■ Goal of the exercise
Rewrite the records from their first line through the line containing "- chart-title: Lagoon", replacing every "Straw" with "Hay" and keeping everything else the same.
[Start of Material supplied]
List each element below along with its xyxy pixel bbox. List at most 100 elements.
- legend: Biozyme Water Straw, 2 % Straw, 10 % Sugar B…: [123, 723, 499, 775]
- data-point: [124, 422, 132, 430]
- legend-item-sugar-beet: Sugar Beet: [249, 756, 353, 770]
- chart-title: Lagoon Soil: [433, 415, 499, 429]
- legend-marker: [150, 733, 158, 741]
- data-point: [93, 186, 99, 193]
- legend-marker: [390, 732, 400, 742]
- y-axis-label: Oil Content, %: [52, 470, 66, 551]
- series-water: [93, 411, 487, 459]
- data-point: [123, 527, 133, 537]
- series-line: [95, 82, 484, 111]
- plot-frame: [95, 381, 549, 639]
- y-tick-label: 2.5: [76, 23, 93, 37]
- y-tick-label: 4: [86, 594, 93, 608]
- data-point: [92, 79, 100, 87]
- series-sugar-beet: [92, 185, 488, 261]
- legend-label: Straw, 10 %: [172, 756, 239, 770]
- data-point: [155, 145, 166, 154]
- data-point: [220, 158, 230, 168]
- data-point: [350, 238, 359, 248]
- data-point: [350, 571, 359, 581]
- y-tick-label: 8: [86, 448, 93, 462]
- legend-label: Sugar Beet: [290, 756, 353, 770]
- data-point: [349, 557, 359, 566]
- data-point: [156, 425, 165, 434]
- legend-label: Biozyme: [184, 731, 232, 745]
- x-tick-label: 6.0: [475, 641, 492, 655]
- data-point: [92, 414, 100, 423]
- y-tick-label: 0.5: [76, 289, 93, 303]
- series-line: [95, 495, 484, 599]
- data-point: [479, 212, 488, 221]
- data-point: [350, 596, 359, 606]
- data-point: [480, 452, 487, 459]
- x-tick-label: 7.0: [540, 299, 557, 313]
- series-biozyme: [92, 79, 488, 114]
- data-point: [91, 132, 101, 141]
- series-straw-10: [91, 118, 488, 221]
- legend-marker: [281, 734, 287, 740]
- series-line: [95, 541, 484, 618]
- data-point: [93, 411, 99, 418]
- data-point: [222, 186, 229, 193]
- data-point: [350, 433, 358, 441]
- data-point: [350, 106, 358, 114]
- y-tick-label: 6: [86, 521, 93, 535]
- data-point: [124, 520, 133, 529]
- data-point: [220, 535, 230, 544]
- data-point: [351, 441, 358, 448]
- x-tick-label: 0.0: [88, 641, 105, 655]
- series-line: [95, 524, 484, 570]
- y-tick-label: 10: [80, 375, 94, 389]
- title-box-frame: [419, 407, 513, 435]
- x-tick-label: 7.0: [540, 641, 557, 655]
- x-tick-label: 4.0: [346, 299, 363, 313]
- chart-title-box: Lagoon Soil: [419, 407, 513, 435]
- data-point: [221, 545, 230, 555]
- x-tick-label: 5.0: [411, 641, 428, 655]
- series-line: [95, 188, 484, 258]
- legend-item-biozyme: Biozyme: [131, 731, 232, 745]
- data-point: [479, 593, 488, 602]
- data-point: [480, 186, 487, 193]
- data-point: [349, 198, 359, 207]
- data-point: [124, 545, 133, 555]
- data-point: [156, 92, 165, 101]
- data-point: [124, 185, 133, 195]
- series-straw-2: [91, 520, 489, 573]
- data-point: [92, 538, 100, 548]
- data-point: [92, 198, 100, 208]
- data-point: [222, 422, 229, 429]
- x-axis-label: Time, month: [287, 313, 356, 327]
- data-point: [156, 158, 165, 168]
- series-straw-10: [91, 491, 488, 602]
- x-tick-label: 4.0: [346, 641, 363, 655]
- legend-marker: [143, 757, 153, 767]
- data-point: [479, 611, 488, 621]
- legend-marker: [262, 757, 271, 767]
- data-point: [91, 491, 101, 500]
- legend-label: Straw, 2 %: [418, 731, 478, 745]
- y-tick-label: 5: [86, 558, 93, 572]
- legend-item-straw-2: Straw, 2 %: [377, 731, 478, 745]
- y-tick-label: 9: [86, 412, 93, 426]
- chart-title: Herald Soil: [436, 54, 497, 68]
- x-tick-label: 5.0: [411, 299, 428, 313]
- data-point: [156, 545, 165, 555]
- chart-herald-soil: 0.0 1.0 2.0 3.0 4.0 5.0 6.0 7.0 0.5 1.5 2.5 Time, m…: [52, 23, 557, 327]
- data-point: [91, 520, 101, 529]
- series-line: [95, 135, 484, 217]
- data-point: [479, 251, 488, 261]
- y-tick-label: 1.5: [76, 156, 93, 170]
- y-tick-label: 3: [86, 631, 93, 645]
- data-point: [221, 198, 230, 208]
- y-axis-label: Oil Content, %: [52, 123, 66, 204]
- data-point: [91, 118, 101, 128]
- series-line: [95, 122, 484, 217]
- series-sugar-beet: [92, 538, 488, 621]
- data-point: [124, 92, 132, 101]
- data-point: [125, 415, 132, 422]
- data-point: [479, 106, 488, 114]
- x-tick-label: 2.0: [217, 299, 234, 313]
[End of Material supplied]
■ Output of the exercise
List each element below along with its xyxy pixel bbox. List at most 100 elements.
- legend: Biozyme Water Hay, 2 % Hay, 10 % Sugar B…: [123, 723, 499, 775]
- data-point: [124, 422, 132, 430]
- legend-item-sugar-beet: Sugar Beet: [249, 756, 353, 770]
- chart-title: Lagoon Soil: [433, 415, 499, 429]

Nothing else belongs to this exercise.